> Short task
Report all lines holding "date".
-- Begin --
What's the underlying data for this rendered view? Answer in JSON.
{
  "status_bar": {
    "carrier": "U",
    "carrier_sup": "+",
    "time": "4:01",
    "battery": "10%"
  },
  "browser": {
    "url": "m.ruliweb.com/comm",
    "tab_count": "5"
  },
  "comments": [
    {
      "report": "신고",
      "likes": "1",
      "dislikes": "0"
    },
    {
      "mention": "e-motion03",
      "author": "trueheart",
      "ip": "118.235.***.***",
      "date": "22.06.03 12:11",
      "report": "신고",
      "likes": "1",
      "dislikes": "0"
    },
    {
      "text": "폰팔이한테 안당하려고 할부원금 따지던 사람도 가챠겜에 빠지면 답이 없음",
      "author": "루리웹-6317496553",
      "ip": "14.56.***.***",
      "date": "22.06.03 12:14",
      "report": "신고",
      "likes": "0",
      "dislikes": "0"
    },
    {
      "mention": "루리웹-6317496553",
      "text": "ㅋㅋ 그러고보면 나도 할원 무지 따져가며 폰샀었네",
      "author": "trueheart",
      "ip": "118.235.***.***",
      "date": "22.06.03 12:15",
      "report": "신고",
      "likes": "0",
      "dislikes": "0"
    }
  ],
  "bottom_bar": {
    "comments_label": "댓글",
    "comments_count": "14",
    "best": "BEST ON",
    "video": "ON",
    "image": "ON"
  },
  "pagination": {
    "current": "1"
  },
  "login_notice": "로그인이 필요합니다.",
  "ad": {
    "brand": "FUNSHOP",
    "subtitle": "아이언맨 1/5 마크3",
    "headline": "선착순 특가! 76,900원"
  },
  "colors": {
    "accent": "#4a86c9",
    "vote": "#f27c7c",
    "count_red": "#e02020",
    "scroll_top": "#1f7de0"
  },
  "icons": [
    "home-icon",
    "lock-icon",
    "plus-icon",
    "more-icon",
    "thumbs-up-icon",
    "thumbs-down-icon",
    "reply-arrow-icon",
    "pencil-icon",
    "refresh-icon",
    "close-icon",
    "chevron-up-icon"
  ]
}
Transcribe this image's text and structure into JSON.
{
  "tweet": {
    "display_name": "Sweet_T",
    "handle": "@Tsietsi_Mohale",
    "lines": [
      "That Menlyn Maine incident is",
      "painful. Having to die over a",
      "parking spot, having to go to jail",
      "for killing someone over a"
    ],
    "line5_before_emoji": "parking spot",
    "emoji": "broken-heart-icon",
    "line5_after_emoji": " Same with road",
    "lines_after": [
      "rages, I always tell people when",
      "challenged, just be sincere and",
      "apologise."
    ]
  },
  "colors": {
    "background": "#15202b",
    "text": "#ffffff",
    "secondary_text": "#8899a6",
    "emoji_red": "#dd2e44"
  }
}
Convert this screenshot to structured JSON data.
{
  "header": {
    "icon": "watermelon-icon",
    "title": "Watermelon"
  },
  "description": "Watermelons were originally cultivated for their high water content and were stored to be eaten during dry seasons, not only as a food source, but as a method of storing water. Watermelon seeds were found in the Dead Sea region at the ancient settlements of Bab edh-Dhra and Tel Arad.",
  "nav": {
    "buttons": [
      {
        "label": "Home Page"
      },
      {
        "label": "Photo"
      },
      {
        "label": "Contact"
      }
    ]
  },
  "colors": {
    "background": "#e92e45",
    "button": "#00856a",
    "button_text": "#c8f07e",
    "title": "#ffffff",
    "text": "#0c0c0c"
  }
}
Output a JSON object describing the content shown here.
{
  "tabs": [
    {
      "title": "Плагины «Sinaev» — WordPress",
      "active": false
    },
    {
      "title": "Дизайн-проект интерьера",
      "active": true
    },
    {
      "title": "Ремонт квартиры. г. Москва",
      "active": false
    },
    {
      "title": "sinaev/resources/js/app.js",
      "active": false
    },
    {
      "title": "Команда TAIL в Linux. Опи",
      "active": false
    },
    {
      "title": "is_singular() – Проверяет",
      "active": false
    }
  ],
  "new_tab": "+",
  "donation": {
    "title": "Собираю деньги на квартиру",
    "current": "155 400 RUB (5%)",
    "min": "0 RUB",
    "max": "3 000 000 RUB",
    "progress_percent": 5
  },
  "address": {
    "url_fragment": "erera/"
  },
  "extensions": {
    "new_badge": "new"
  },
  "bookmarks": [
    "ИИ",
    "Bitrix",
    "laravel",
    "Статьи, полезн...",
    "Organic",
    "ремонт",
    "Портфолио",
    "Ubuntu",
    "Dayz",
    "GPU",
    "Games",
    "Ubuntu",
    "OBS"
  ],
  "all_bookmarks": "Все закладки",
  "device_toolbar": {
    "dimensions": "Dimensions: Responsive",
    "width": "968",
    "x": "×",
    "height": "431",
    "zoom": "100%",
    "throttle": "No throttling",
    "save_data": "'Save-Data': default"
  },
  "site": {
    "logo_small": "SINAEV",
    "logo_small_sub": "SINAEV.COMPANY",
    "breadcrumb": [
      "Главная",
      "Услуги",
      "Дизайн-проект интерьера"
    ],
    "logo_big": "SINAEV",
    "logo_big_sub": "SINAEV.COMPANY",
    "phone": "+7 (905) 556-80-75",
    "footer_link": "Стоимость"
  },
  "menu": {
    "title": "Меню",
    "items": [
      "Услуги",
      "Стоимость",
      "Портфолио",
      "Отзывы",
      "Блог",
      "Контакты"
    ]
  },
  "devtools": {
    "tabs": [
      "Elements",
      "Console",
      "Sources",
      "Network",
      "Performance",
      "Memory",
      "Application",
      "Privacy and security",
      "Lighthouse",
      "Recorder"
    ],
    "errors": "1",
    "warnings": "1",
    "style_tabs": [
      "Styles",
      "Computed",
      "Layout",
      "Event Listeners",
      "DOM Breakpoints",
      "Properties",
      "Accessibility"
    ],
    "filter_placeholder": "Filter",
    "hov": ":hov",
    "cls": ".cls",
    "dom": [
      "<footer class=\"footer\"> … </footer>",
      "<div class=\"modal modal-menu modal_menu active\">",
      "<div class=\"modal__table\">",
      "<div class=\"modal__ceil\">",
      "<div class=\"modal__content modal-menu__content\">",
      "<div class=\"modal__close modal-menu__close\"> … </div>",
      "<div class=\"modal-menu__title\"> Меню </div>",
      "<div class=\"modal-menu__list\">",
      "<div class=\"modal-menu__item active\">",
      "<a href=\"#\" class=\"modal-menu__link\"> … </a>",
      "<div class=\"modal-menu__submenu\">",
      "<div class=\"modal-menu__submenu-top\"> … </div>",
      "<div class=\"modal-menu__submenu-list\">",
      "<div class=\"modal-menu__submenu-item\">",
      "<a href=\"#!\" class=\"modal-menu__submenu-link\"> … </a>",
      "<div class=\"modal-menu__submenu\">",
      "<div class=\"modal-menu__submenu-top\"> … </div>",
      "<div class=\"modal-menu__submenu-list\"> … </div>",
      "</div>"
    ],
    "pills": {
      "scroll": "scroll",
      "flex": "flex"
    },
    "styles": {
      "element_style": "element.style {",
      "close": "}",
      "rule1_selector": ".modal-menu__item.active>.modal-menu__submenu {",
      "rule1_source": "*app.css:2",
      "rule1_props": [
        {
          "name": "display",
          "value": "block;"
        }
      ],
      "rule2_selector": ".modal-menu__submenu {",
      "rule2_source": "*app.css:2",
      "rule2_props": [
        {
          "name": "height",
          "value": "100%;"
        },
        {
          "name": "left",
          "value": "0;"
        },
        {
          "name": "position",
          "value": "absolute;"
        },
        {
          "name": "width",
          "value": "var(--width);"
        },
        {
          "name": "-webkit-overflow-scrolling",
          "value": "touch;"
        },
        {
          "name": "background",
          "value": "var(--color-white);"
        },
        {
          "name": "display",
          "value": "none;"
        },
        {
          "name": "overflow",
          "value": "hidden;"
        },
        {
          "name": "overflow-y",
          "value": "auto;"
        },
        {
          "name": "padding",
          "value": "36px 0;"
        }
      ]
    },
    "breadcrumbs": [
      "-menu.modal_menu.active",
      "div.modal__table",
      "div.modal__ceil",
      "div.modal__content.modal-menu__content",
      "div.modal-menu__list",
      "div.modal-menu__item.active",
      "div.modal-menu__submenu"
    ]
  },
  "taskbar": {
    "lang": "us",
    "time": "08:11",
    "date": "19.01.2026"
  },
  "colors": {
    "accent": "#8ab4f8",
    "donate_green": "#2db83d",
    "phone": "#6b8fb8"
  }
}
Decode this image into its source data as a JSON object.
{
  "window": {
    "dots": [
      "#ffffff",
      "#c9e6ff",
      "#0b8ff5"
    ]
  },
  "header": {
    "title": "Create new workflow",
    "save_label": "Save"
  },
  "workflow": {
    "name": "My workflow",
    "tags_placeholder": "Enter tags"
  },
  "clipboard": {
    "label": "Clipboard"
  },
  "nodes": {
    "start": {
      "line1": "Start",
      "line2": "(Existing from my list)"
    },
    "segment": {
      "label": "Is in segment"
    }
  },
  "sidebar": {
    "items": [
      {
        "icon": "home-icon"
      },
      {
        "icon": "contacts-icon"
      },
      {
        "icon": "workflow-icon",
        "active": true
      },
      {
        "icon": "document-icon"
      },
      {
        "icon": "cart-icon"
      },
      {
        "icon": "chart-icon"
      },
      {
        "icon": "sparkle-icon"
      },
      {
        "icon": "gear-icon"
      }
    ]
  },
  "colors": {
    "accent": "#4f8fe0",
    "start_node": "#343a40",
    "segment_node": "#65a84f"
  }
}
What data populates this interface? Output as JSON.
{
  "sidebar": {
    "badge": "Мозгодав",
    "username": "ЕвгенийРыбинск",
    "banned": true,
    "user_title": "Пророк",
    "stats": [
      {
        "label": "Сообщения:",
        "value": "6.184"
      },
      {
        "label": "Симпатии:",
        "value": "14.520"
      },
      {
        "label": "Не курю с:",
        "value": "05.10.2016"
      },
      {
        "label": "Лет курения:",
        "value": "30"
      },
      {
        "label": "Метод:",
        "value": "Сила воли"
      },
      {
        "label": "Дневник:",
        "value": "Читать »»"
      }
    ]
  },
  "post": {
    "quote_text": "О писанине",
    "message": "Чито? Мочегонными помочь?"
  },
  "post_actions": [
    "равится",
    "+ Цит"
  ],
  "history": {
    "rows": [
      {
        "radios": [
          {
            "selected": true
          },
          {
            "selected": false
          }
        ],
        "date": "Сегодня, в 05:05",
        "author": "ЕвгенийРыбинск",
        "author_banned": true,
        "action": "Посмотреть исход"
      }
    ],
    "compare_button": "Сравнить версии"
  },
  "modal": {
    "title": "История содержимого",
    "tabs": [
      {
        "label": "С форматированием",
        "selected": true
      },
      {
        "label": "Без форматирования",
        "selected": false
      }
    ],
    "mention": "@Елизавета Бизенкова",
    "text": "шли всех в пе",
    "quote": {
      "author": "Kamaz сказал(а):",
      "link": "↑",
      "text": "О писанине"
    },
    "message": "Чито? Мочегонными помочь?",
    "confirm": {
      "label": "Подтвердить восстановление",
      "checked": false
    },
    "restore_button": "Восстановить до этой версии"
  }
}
-- End --
> Output for this task
      "date": "22.06.03 12:11",
      "date": "22.06.03 12:14",
      "date": "22.06.03 12:15",
    "date": "19.01.2026"
        "date": "Сегодня, в 05:05",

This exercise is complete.